-- begin Data in this exercise --

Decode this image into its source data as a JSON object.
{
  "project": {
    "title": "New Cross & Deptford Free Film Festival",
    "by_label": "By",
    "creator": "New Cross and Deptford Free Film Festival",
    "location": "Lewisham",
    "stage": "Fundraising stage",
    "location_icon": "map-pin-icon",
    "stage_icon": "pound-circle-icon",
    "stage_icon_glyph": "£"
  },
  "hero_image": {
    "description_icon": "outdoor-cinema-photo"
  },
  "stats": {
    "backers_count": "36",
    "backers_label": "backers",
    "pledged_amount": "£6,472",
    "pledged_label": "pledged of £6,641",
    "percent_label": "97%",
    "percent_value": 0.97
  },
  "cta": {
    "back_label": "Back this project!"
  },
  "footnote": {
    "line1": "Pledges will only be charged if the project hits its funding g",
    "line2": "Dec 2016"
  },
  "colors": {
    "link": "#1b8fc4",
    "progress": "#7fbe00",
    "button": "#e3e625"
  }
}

-- end Data in this exercise --

• Task objective: Working from the material above, retype it in its entirety without change.

• Response to the exercise:
Decode this image into its source data as a JSON object.
{
  "project": {
    "title": "New Cross & Deptford Free Film Festival",
    "by_label": "By",
    "creator": "New Cross and Deptford Free Film Festival",
    "location": "Lewisham",
    "stage": "Fundraising stage",
    "location_icon": "map-pin-icon",
    "stage_icon": "pound-circle-icon",
    "stage_icon_glyph": "£"
  },
  "hero_image": {
    "description_icon": "outdoor-cinema-photo"
  },
  "stats": {
    "backers_count": "36",
    "backers_label": "backers",
    "pledged_amount": "£6,472",
    "pledged_label": "pledged of £6,641",
    "percent_label": "97%",
    "percent_value": 0.97
  },
  "cta": {
    "back_label": "Back this project!"
  },
  "footnote": {
    "line1": "Pledges will only be charged if the project hits its funding g",
    "line2": "Dec 2016"
  },
  "colors": {
    "link": "#1b8fc4",
    "progress": "#7fbe00",
    "button": "#e3e625"
  }
}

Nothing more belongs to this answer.